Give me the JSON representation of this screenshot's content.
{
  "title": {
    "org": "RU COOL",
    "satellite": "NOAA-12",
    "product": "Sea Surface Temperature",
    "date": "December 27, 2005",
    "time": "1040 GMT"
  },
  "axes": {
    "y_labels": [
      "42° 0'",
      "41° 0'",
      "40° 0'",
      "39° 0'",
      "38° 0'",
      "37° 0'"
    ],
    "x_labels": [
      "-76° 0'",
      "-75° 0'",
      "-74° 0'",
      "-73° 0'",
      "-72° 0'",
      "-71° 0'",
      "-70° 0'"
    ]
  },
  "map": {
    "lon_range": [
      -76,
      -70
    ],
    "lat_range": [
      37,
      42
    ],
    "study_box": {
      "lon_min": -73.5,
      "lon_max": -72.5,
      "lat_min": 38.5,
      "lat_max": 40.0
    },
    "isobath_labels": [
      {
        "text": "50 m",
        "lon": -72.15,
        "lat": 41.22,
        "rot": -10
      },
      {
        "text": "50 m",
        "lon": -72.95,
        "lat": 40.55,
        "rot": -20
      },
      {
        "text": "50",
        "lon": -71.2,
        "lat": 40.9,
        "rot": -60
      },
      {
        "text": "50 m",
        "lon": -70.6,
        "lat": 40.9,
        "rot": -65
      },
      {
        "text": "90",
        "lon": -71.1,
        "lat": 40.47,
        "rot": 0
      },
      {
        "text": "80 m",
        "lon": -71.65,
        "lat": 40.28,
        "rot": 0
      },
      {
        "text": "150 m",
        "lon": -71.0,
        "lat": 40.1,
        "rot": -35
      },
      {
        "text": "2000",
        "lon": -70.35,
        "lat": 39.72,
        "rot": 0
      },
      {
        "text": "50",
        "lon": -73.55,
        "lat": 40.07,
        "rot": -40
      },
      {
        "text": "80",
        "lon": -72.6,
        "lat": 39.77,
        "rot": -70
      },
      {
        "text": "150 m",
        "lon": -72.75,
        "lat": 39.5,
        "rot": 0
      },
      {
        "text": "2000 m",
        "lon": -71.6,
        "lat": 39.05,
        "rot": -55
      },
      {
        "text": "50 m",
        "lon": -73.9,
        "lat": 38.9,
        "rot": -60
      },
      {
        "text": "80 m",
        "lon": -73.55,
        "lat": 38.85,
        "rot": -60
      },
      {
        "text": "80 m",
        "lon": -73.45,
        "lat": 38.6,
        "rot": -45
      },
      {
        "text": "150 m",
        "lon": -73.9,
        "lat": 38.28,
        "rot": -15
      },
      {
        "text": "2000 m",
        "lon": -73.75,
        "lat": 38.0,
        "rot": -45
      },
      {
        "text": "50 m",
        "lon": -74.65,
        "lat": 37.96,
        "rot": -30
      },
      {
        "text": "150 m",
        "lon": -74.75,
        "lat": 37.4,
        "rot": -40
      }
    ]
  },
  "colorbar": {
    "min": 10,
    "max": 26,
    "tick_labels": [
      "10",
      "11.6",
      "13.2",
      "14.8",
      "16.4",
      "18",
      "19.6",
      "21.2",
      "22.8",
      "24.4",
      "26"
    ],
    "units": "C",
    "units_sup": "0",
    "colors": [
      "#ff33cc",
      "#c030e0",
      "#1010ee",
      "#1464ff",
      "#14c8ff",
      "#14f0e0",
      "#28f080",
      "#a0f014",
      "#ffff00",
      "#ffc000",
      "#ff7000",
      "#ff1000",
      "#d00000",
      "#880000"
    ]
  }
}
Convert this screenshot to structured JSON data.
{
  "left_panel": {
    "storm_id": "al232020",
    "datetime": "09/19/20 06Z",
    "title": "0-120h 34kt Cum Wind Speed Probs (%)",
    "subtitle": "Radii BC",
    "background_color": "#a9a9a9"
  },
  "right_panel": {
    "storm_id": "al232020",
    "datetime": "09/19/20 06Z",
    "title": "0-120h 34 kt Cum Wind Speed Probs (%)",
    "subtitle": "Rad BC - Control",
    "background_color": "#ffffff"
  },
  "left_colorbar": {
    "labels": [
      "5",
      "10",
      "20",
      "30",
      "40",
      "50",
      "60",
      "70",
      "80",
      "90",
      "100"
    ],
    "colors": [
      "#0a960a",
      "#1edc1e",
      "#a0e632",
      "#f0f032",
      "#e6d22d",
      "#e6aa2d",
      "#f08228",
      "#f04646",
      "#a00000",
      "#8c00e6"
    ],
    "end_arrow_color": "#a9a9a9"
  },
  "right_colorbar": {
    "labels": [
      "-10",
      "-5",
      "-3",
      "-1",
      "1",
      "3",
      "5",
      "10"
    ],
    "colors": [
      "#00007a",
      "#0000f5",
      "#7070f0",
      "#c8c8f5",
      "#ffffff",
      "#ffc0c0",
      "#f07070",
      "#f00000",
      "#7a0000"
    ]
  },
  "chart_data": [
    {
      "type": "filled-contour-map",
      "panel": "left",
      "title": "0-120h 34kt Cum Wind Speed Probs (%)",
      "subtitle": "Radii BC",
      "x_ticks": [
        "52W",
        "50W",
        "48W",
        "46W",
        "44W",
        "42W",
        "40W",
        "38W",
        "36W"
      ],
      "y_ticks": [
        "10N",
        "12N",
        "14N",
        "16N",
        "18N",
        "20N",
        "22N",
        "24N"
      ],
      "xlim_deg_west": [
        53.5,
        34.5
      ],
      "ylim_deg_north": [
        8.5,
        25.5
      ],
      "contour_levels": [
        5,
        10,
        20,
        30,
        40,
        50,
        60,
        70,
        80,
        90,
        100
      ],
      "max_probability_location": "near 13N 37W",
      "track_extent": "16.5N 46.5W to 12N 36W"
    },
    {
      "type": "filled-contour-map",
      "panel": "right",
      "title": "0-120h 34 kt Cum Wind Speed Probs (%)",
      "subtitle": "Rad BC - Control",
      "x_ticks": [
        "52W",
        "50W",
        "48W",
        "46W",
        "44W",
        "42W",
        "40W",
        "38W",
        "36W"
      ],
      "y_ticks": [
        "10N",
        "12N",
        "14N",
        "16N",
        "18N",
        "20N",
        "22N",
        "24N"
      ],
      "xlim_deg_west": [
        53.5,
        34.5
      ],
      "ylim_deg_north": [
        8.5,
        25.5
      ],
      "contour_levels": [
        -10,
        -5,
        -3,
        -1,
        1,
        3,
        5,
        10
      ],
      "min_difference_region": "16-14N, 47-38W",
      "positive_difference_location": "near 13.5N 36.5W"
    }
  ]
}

....

■ **Description of the task**:
Here, the records must be output exactly and in full.

■ **The answer**:
Give me the JSON representation of this screenshot's content.
{
  "title": {
    "org": "RU COOL",
    "satellite": "NOAA-12",
    "product": "Sea Surface Temperature",
    "date": "December 27, 2005",
    "time": "1040 GMT"
  },
  "axes": {
    "y_labels": [
      "42° 0'",
      "41° 0'",
      "40° 0'",
      "39° 0'",
      "38° 0'",
      "37° 0'"
    ],
    "x_labels": [
      "-76° 0'",
      "-75° 0'",
      "-74° 0'",
      "-73° 0'",
      "-72° 0'",
      "-71° 0'",
      "-70° 0'"
    ]
  },
  "map": {
    "lon_range": [
      -76,
      -70
    ],
    "lat_range": [
      37,
      42
    ],
    "study_box": {
      "lon_min": -73.5,
      "lon_max": -72.5,
      "lat_min": 38.5,
      "lat_max": 40.0
    },
    "isobath_labels": [
      {
        "text": "50 m",
        "lon": -72.15,
        "lat": 41.22,
        "rot": -10
      },
      {
        "text": "50 m",
        "lon": -72.95,
        "lat": 40.55,
        "rot": -20
      },
      {
        "text": "50",
        "lon": -71.2,
        "lat": 40.9,
        "rot": -60
      },
      {
        "text": "50 m",
        "lon": -70.6,
        "lat": 40.9,
        "rot": -65
      },
      {
        "text": "90",
        "lon": -71.1,
        "lat": 40.47,
        "rot": 0
      },
      {
        "text": "80 m",
        "lon": -71.65,
        "lat": 40.28,
        "rot": 0
      },
      {
        "text": "150 m",
        "lon": -71.0,
        "lat": 40.1,
        "rot": -35
      },
      {
        "text": "2000",
        "lon": -70.35,
        "lat": 39.72,
        "rot": 0
      },
      {
        "text": "50",
        "lon": -73.55,
        "lat": 40.07,
        "rot": -40
      },
      {
        "text": "80",
        "lon": -72.6,
        "lat": 39.77,
        "rot": -70
      },
      {
        "text": "150 m",
        "lon": -72.75,
        "lat": 39.5,
        "rot": 0
      },
      {
        "text": "2000 m",
        "lon": -71.6,
        "lat": 39.05,
        "rot": -55
      },
      {
        "text": "50 m",
        "lon": -73.9,
        "lat": 38.9,
        "rot": -60
      },
      {
        "text": "80 m",
        "lon": -73.55,
        "lat": 38.85,
        "rot": -60
      },
      {
        "text": "80 m",
        "lon": -73.45,
        "lat": 38.6,
        "rot": -45
      },
      {
        "text": "150 m",
        "lon": -73.9,
        "lat": 38.28,
        "rot": -15
      },
      {
        "text": "2000 m",
        "lon": -73.75,
        "lat": 38.0,
        "rot": -45
      },
      {
        "text": "50 m",
        "lon": -74.65,
        "lat": 37.96,
        "rot": -30
      },
      {
        "text": "150 m",
        "lon": -74.75,
        "lat": 37.4,
        "rot": -40
      }
    ]
  },
  "colorbar": {
    "min": 10,
    "max": 26,
    "tick_labels": [
      "10",
      "11.6",
      "13.2",
      "14.8",
      "16.4",
      "18",
      "19.6",
      "21.2",
      "22.8",
      "24.4",
      "26"
    ],
    "units": "C",
    "units_sup": "0",
    "colors": [
      "#ff33cc",
      "#c030e0",
      "#1010ee",
      "#1464ff",
      "#14c8ff",
      "#14f0e0",
      "#28f080",
      "#a0f014",
      "#ffff00",
      "#ffc000",
      "#ff7000",
      "#ff1000",
      "#d00000",
      "#880000"
    ]
  }
}
Convert this screenshot to structured JSON data.
{
  "left_panel": {
    "storm_id": "al232020",
    "datetime": "09/19/20 06Z",
    "title": "0-120h 34kt Cum Wind Speed Probs (%)",
    "subtitle": "Radii BC",
    "background_color": "#a9a9a9"
  },
  "right_panel": {
    "storm_id": "al232020",
    "datetime": "09/19/20 06Z",
    "title": "0-120h 34 kt Cum Wind Speed Probs (%)",
    "subtitle": "Rad BC - Control",
    "background_color": "#ffffff"
  },
  "left_colorbar": {
    "labels": [
      "5",
      "10",
      "20",
      "30",
      "40",
      "50",
      "60",
      "70",
      "80",
      "90",
      "100"
    ],
    "colors": [
      "#0a960a",
      "#1edc1e",
      "#a0e632",
      "#f0f032",
      "#e6d22d",
      "#e6aa2d",
      "#f08228",
      "#f04646",
      "#a00000",
      "#8c00e6"
    ],
    "end_arrow_color": "#a9a9a9"
  },
  "right_colorbar": {
    "labels": [
      "-10",
      "-5",
      "-3",
      "-1",
      "1",
      "3",
      "5",
      "10"
    ],
    "colors": [
      "#00007a",
      "#0000f5",
      "#7070f0",
      "#c8c8f5",
      "#ffffff",
      "#ffc0c0",
      "#f07070",
      "#f00000",
      "#7a0000"
    ]
  },
  "chart_data": [
    {
      "type": "filled-contour-map",
      "panel": "left",
      "title": "0-120h 34kt Cum Wind Speed Probs (%)",
      "subtitle": "Radii BC",
      "x_ticks": [
        "52W",
        "50W",
        "48W",
        "46W",
        "44W",
        "42W",
        "40W",
        "38W",
        "36W"
      ],
      "y_ticks": [
        "10N",
        "12N",
        "14N",
        "16N",
        "18N",
        "20N",
        "22N",
        "24N"
      ],
      "xlim_deg_west": [
        53.5,
        34.5
      ],
      "ylim_deg_north": [
        8.5,
        25.5
      ],
      "contour_levels": [
        5,
        10,
        20,
        30,
        40,
        50,
        60,
        70,
        80,
        90,
        100
      ],
      "max_probability_location": "near 13N 37W",
      "track_extent": "16.5N 46.5W to 12N 36W"
    },
    {
      "type": "filled-contour-map",
      "panel": "right",
      "title": "0-120h 34 kt Cum Wind Speed Probs (%)",
      "subtitle": "Rad BC - Control",
      "x_ticks": [
        "52W",
        "50W",
        "48W",
        "46W",
        "44W",
        "42W",
        "40W",
        "38W",
        "36W"
      ],
      "y_ticks": [
        "10N",
        "12N",
        "14N",
        "16N",
        "18N",
        "20N",
        "22N",
        "24N"
      ],
      "xlim_deg_west": [
        53.5,
        34.5
      ],
      "ylim_deg_north": [
        8.5,
        25.5
      ],
      "contour_levels": [
        -10,
        -5,
        -3,
        -1,
        1,
        3,
        5,
        10
      ],
      "min_difference_region": "16-14N, 47-38W",
      "positive_difference_location": "near 13.5N 36.5W"
    }
  ]
}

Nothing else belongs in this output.